## Given request
Print every entry, word for word, and skip the images.

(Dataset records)

::::::::::

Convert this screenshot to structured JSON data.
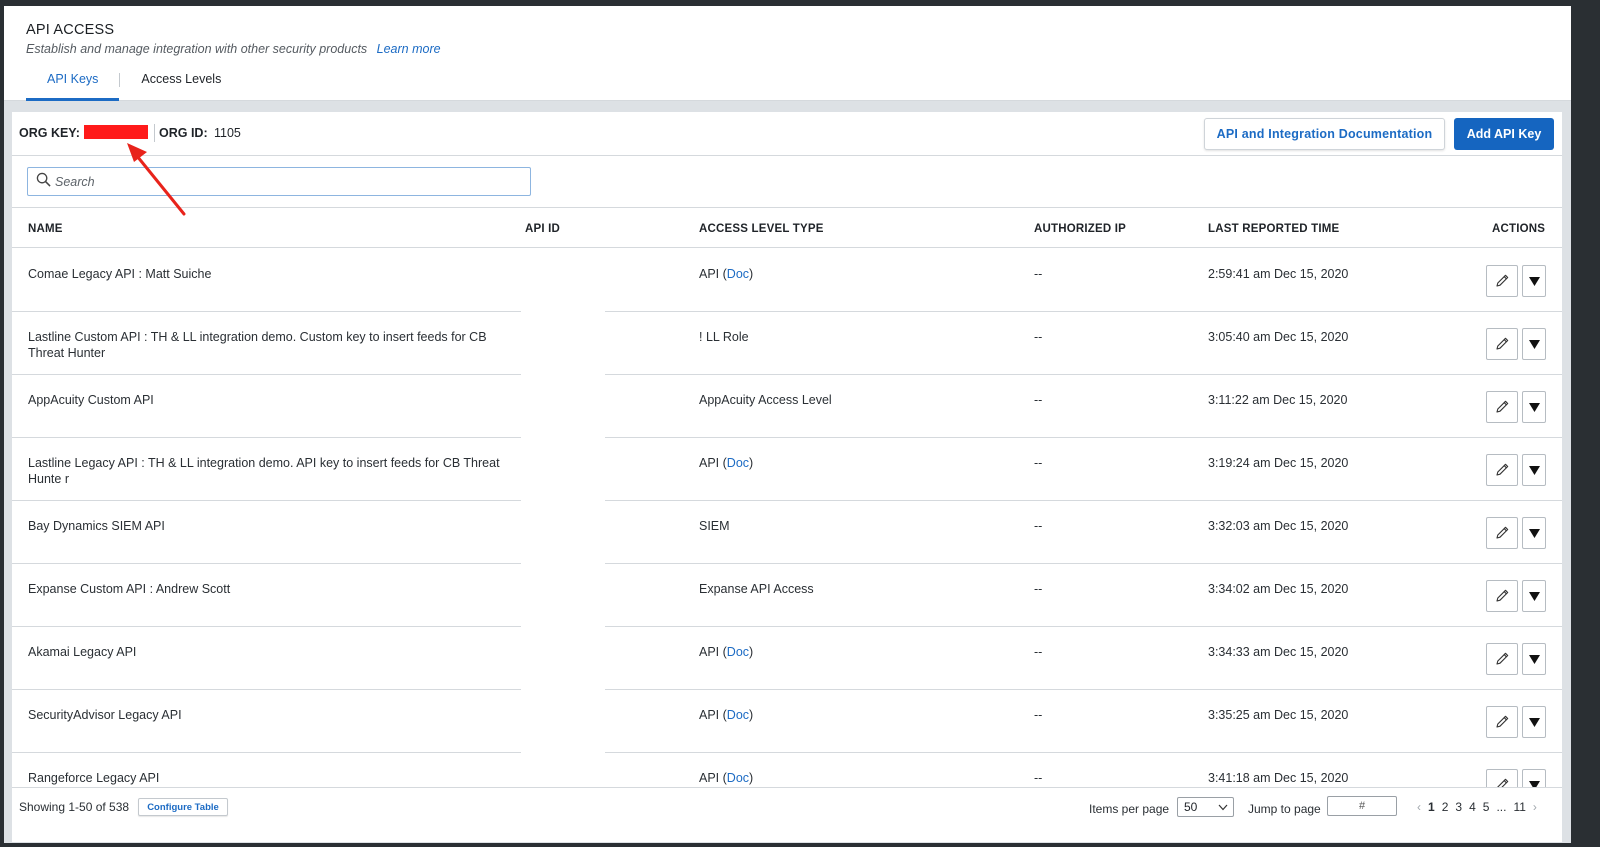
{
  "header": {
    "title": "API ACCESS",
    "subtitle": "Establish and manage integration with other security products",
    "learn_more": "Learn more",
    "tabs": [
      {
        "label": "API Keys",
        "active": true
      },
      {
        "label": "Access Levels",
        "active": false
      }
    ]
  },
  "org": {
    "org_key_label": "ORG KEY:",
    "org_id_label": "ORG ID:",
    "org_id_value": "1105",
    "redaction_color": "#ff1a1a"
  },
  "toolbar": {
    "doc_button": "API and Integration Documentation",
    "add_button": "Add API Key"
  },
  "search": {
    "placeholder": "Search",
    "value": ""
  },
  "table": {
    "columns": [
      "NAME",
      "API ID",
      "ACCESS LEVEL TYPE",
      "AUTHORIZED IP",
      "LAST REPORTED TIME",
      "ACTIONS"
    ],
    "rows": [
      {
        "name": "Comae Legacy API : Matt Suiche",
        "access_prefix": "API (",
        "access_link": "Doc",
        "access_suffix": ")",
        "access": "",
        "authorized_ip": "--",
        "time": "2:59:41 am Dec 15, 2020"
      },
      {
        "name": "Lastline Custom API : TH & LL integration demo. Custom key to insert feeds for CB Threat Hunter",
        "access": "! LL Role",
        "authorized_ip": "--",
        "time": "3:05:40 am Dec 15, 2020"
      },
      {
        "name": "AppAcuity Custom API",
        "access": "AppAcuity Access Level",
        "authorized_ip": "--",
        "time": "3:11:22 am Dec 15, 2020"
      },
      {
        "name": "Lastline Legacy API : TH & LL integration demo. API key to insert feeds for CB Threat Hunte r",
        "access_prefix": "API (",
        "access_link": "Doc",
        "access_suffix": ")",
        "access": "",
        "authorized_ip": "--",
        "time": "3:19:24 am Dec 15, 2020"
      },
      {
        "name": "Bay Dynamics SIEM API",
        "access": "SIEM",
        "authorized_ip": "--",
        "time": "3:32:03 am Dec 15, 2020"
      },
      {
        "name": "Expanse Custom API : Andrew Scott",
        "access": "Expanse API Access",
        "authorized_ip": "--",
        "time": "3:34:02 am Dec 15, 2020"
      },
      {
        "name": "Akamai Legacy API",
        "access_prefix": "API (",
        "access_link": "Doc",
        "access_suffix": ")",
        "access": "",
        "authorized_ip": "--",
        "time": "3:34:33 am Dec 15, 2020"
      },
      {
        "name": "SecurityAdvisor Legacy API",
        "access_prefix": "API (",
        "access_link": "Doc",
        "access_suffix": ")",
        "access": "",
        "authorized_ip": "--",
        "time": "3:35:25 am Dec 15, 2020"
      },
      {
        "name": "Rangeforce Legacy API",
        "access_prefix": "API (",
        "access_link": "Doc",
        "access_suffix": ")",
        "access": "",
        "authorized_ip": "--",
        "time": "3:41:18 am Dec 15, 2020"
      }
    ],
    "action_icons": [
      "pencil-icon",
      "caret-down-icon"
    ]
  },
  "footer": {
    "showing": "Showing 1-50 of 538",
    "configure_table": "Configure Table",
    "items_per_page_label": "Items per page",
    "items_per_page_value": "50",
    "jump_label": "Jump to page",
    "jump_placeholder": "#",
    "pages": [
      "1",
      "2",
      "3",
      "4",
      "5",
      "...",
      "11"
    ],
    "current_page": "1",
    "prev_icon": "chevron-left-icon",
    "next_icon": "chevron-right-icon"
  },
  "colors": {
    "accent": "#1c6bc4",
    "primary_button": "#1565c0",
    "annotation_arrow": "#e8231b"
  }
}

::::::::::

## The solution
Convert this screenshot to structured JSON data.
{
  "header": {
    "title": "API ACCESS",
    "subtitle": "Establish and manage integration with other security products",
    "learn_more": "Learn more",
    "tabs": [
      {
        "label": "API Keys",
        "active": true
      },
      {
        "label": "Access Levels",
        "active": false
      }
    ]
  },
  "org": {
    "org_key_label": "ORG KEY:",
    "org_id_label": "ORG ID:",
    "org_id_value": "1105",
    "redaction_color": "#ff1a1a"
  },
  "toolbar": {
    "doc_button": "API and Integration Documentation",
    "add_button": "Add API Key"
  },
  "search": {
    "placeholder": "Search",
    "value": ""
  },
  "table": {
    "columns": [
      "NAME",
      "API ID",
      "ACCESS LEVEL TYPE",
      "AUTHORIZED IP",
      "LAST REPORTED TIME",
      "ACTIONS"
    ],
    "rows": [
      {
        "name": "Comae Legacy API : Matt Suiche",
        "access_prefix": "API (",
        "access_link": "Doc",
        "access_suffix": ")",
        "access": "",
        "authorized_ip": "--",
        "time": "2:59:41 am Dec 15, 2020"
      },
      {
        "name": "Lastline Custom API : TH & LL integration demo. Custom key to insert feeds for CB Threat Hunter",
        "access": "! LL Role",
        "authorized_ip": "--",
        "time": "3:05:40 am Dec 15, 2020"
      },
      {
        "name": "AppAcuity Custom API",
        "access": "AppAcuity Access Level",
        "authorized_ip": "--",
        "time": "3:11:22 am Dec 15, 2020"
      },
      {
        "name": "Lastline Legacy API : TH & LL integration demo. API key to insert feeds for CB Threat Hunte r",
        "access_prefix": "API (",
        "access_link": "Doc",
        "access_suffix": ")",
        "access": "",
        "authorized_ip": "--",
        "time": "3:19:24 am Dec 15, 2020"
      },
      {
        "name": "Bay Dynamics SIEM API",
        "access": "SIEM",
        "authorized_ip": "--",
        "time": "3:32:03 am Dec 15, 2020"
      },
      {
        "name": "Expanse Custom API : Andrew Scott",
        "access": "Expanse API Access",
        "authorized_ip": "--",
        "time": "3:34:02 am Dec 15, 2020"
      },
      {
        "name": "Akamai Legacy API",
        "access_prefix": "API (",
        "access_link": "Doc",
        "access_suffix": ")",
        "access": "",
        "authorized_ip": "--",
        "time": "3:34:33 am Dec 15, 2020"
      },
      {
        "name": "SecurityAdvisor Legacy API",
        "access_prefix": "API (",
        "access_link": "Doc",
        "access_suffix": ")",
        "access": "",
        "authorized_ip": "--",
        "time": "3:35:25 am Dec 15, 2020"
      },
      {
        "name": "Rangeforce Legacy API",
        "access_prefix": "API (",
        "access_link": "Doc",
        "access_suffix": ")",
        "access": "",
        "authorized_ip": "--",
        "time": "3:41:18 am Dec 15, 2020"
      }
    ],
    "action_icons": [
      "pencil-icon",
      "caret-down-icon"
    ]
  },
  "footer": {
    "showing": "Showing 1-50 of 538",
    "configure_table": "Configure Table",
    "items_per_page_label": "Items per page",
    "items_per_page_value": "50",
    "jump_label": "Jump to page",
    "jump_placeholder": "#",
    "pages": [
      "1",
      "2",
      "3",
      "4",
      "5",
      "...",
      "11"
    ],
    "current_page": "1",
    "prev_icon": "chevron-left-icon",
    "next_icon": "chevron-right-icon"
  },
  "colors": {
    "accent": "#1c6bc4",
    "primary_button": "#1565c0",
    "annotation_arrow": "#e8231b"
  }
}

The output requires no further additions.